• **The request**
Return the listing word for word, as given.

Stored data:
— start —

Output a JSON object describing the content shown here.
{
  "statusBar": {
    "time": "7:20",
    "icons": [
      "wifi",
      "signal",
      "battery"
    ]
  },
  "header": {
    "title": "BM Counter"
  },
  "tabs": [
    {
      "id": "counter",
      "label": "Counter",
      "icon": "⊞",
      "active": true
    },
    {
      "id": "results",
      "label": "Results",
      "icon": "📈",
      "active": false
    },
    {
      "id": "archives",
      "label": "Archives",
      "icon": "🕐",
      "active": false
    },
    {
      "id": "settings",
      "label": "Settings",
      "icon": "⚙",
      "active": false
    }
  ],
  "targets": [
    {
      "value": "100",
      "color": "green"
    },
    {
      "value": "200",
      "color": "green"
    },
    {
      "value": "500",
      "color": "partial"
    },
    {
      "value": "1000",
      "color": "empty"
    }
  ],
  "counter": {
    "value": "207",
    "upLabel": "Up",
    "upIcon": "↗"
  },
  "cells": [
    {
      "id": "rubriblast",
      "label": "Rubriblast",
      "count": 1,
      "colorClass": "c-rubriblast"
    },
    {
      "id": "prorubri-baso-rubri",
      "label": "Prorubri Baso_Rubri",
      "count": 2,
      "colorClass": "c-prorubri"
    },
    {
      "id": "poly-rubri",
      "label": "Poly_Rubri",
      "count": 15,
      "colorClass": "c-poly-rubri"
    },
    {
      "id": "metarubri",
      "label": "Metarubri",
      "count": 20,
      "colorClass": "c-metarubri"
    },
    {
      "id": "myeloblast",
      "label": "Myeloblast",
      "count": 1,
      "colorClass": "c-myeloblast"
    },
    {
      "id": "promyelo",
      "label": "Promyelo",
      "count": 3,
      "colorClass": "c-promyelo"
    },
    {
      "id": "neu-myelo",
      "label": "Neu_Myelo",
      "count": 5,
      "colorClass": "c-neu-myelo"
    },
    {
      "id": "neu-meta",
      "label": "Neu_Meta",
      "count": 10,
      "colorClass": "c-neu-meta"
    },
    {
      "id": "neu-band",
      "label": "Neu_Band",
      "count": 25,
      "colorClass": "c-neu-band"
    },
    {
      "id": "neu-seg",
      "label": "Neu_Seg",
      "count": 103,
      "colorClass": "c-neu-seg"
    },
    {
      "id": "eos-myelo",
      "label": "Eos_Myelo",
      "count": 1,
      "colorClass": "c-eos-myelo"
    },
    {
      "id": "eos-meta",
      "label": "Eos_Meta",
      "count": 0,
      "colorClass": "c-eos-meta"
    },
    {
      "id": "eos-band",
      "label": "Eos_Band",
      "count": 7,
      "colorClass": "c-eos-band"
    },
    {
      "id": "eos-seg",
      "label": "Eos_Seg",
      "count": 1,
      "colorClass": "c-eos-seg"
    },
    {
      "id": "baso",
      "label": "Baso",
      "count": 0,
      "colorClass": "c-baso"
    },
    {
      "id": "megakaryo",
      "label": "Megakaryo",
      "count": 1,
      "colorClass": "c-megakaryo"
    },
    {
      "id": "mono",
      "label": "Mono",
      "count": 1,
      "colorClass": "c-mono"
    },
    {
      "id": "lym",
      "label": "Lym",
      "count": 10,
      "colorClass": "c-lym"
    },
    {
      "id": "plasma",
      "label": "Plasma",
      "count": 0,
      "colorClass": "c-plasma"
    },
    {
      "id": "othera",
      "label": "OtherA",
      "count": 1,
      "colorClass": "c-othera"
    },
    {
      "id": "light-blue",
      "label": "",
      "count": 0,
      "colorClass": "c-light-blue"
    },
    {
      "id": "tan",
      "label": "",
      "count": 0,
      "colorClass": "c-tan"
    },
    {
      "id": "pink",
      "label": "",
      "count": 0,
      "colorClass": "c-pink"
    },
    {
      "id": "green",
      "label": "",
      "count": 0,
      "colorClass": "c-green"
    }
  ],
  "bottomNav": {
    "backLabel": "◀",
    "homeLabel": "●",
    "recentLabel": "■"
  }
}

— end —

• **Written solution**
Output a JSON object describing the content shown here.
{
  "statusBar": {
    "time": "7:20",
    "icons": [
      "wifi",
      "signal",
      "battery"
    ]
  },
  "header": {
    "title": "BM Counter"
  },
  "tabs": [
    {
      "id": "counter",
      "label": "Counter",
      "icon": "⊞",
      "active": true
    },
    {
      "id": "results",
      "label": "Results",
      "icon": "📈",
      "active": false
    },
    {
      "id": "archives",
      "label": "Archives",
      "icon": "🕐",
      "active": false
    },
    {
      "id": "settings",
      "label": "Settings",
      "icon": "⚙",
      "active": false
    }
  ],
  "targets": [
    {
      "value": "100",
      "color": "green"
    },
    {
      "value": "200",
      "color": "green"
    },
    {
      "value": "500",
      "color": "partial"
    },
    {
      "value": "1000",
      "color": "empty"
    }
  ],
  "counter": {
    "value": "207",
    "upLabel": "Up",
    "upIcon": "↗"
  },
  "cells": [
    {
      "id": "rubriblast",
      "label": "Rubriblast",
      "count": 1,
      "colorClass": "c-rubriblast"
    },
    {
      "id": "prorubri-baso-rubri",
      "label": "Prorubri Baso_Rubri",
      "count": 2,
      "colorClass": "c-prorubri"
    },
    {
      "id": "poly-rubri",
      "label": "Poly_Rubri",
      "count": 15,
      "colorClass": "c-poly-rubri"
    },
    {
      "id": "metarubri",
      "label": "Metarubri",
      "count": 20,
      "colorClass": "c-metarubri"
    },
    {
      "id": "myeloblast",
      "label": "Myeloblast",
      "count": 1,
      "colorClass": "c-myeloblast"
    },
    {
      "id": "promyelo",
      "label": "Promyelo",
      "count": 3,
      "colorClass": "c-promyelo"
    },
    {
      "id": "neu-myelo",
      "label": "Neu_Myelo",
      "count": 5,
      "colorClass": "c-neu-myelo"
    },
    {
      "id": "neu-meta",
      "label": "Neu_Meta",
      "count": 10,
      "colorClass": "c-neu-meta"
    },
    {
      "id": "neu-band",
      "label": "Neu_Band",
      "count": 25,
      "colorClass": "c-neu-band"
    },
    {
      "id": "neu-seg",
      "label": "Neu_Seg",
      "count": 103,
      "colorClass": "c-neu-seg"
    },
    {
      "id": "eos-myelo",
      "label": "Eos_Myelo",
      "count": 1,
      "colorClass": "c-eos-myelo"
    },
    {
      "id": "eos-meta",
      "label": "Eos_Meta",
      "count": 0,
      "colorClass": "c-eos-meta"
    },
    {
      "id": "eos-band",
      "label": "Eos_Band",
      "count": 7,
      "colorClass": "c-eos-band"
    },
    {
      "id": "eos-seg",
      "label": "Eos_Seg",
      "count": 1,
      "colorClass": "c-eos-seg"
    },
    {
      "id": "baso",
      "label": "Baso",
      "count": 0,
      "colorClass": "c-baso"
    },
    {
      "id": "megakaryo",
      "label": "Megakaryo",
      "count": 1,
      "colorClass": "c-megakaryo"
    },
    {
      "id": "mono",
      "label": "Mono",
      "count": 1,
      "colorClass": "c-mono"
    },
    {
      "id": "lym",
      "label": "Lym",
      "count": 10,
      "colorClass": "c-lym"
    },
    {
      "id": "plasma",
      "label": "Plasma",
      "count": 0,
      "colorClass": "c-plasma"
    },
    {
      "id": "othera",
      "label": "OtherA",
      "count": 1,
      "colorClass": "c-othera"
    },
    {
      "id": "light-blue",
      "label": "",
      "count": 0,
      "colorClass": "c-light-blue"
    },
    {
      "id": "tan",
      "label": "",
      "count": 0,
      "colorClass": "c-tan"
    },
    {
      "id": "pink",
      "label": "",
      "count": 0,
      "colorClass": "c-pink"
    },
    {
      "id": "green",
      "label": "",
      "count": 0,
      "colorClass": "c-green"
    }
  ],
  "bottomNav": {
    "backLabel": "◀",
    "homeLabel": "●",
    "recentLabel": "■"
  }
}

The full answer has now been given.